Recorded data>
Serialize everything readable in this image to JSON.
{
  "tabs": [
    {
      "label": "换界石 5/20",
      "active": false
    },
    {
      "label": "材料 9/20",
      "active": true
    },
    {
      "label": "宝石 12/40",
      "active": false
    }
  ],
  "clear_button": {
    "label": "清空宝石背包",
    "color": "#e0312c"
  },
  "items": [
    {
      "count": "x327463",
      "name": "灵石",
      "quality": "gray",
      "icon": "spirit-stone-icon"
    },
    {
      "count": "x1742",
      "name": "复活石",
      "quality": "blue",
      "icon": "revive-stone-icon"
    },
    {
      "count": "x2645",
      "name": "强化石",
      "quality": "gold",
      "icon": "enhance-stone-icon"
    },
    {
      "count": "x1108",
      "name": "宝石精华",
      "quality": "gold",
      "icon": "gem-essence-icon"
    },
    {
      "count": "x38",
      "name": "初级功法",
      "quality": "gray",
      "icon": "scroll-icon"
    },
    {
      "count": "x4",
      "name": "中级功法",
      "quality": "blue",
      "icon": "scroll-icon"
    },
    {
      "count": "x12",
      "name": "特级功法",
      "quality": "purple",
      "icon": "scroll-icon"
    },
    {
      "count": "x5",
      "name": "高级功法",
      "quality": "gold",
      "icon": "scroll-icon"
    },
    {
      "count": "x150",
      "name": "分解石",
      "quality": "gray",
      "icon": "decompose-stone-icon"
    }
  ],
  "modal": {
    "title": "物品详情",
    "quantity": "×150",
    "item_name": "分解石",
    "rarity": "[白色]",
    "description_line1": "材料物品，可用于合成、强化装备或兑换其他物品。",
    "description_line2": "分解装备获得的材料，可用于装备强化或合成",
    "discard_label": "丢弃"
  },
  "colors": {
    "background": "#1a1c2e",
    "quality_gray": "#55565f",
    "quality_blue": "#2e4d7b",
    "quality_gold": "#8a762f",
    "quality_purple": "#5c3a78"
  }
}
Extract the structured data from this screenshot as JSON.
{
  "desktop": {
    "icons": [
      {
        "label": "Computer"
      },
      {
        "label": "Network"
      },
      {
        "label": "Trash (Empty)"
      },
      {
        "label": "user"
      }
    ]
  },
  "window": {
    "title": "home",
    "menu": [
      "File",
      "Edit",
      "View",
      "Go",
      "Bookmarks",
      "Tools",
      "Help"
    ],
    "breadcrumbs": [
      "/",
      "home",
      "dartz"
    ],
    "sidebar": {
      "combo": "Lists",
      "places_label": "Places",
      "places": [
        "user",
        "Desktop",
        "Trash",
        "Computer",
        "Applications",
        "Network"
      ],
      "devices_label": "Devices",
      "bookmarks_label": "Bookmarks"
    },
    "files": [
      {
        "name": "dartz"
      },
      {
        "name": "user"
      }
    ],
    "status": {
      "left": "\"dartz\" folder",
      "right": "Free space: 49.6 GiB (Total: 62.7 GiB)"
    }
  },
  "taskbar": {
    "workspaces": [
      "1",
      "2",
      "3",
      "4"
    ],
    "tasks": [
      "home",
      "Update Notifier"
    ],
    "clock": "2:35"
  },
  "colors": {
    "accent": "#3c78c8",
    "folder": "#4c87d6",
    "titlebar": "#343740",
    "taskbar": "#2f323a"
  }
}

What you will do>
Return every entry verbatim.

Response below>
Serialize everything readable in this image to JSON.
{
  "tabs": [
    {
      "label": "换界石 5/20",
      "active": false
    },
    {
      "label": "材料 9/20",
      "active": true
    },
    {
      "label": "宝石 12/40",
      "active": false
    }
  ],
  "clear_button": {
    "label": "清空宝石背包",
    "color": "#e0312c"
  },
  "items": [
    {
      "count": "x327463",
      "name": "灵石",
      "quality": "gray",
      "icon": "spirit-stone-icon"
    },
    {
      "count": "x1742",
      "name": "复活石",
      "quality": "blue",
      "icon": "revive-stone-icon"
    },
    {
      "count": "x2645",
      "name": "强化石",
      "quality": "gold",
      "icon": "enhance-stone-icon"
    },
    {
      "count": "x1108",
      "name": "宝石精华",
      "quality": "gold",
      "icon": "gem-essence-icon"
    },
    {
      "count": "x38",
      "name": "初级功法",
      "quality": "gray",
      "icon": "scroll-icon"
    },
    {
      "count": "x4",
      "name": "中级功法",
      "quality": "blue",
      "icon": "scroll-icon"
    },
    {
      "count": "x12",
      "name": "特级功法",
      "quality": "purple",
      "icon": "scroll-icon"
    },
    {
      "count": "x5",
      "name": "高级功法",
      "quality": "gold",
      "icon": "scroll-icon"
    },
    {
      "count": "x150",
      "name": "分解石",
      "quality": "gray",
      "icon": "decompose-stone-icon"
    }
  ],
  "modal": {
    "title": "物品详情",
    "quantity": "×150",
    "item_name": "分解石",
    "rarity": "[白色]",
    "description_line1": "材料物品，可用于合成、强化装备或兑换其他物品。",
    "description_line2": "分解装备获得的材料，可用于装备强化或合成",
    "discard_label": "丢弃"
  },
  "colors": {
    "background": "#1a1c2e",
    "quality_gray": "#55565f",
    "quality_blue": "#2e4d7b",
    "quality_gold": "#8a762f",
    "quality_purple": "#5c3a78"
  }
}
Extract the structured data from this screenshot as JSON.
{
  "desktop": {
    "icons": [
      {
        "label": "Computer"
      },
      {
        "label": "Network"
      },
      {
        "label": "Trash (Empty)"
      },
      {
        "label": "user"
      }
    ]
  },
  "window": {
    "title": "home",
    "menu": [
      "File",
      "Edit",
      "View",
      "Go",
      "Bookmarks",
      "Tools",
      "Help"
    ],
    "breadcrumbs": [
      "/",
      "home",
      "dartz"
    ],
    "sidebar": {
      "combo": "Lists",
      "places_label": "Places",
      "places": [
        "user",
        "Desktop",
        "Trash",
        "Computer",
        "Applications",
        "Network"
      ],
      "devices_label": "Devices",
      "bookmarks_label": "Bookmarks"
    },
    "files": [
      {
        "name": "dartz"
      },
      {
        "name": "user"
      }
    ],
    "status": {
      "left": "\"dartz\" folder",
      "right": "Free space: 49.6 GiB (Total: 62.7 GiB)"
    }
  },
  "taskbar": {
    "workspaces": [
      "1",
      "2",
      "3",
      "4"
    ],
    "tasks": [
      "home",
      "Update Notifier"
    ],
    "clock": "2:35"
  },
  "colors": {
    "accent": "#3c78c8",
    "folder": "#4c87d6",
    "titlebar": "#343740",
    "taskbar": "#2f323a"
  }
}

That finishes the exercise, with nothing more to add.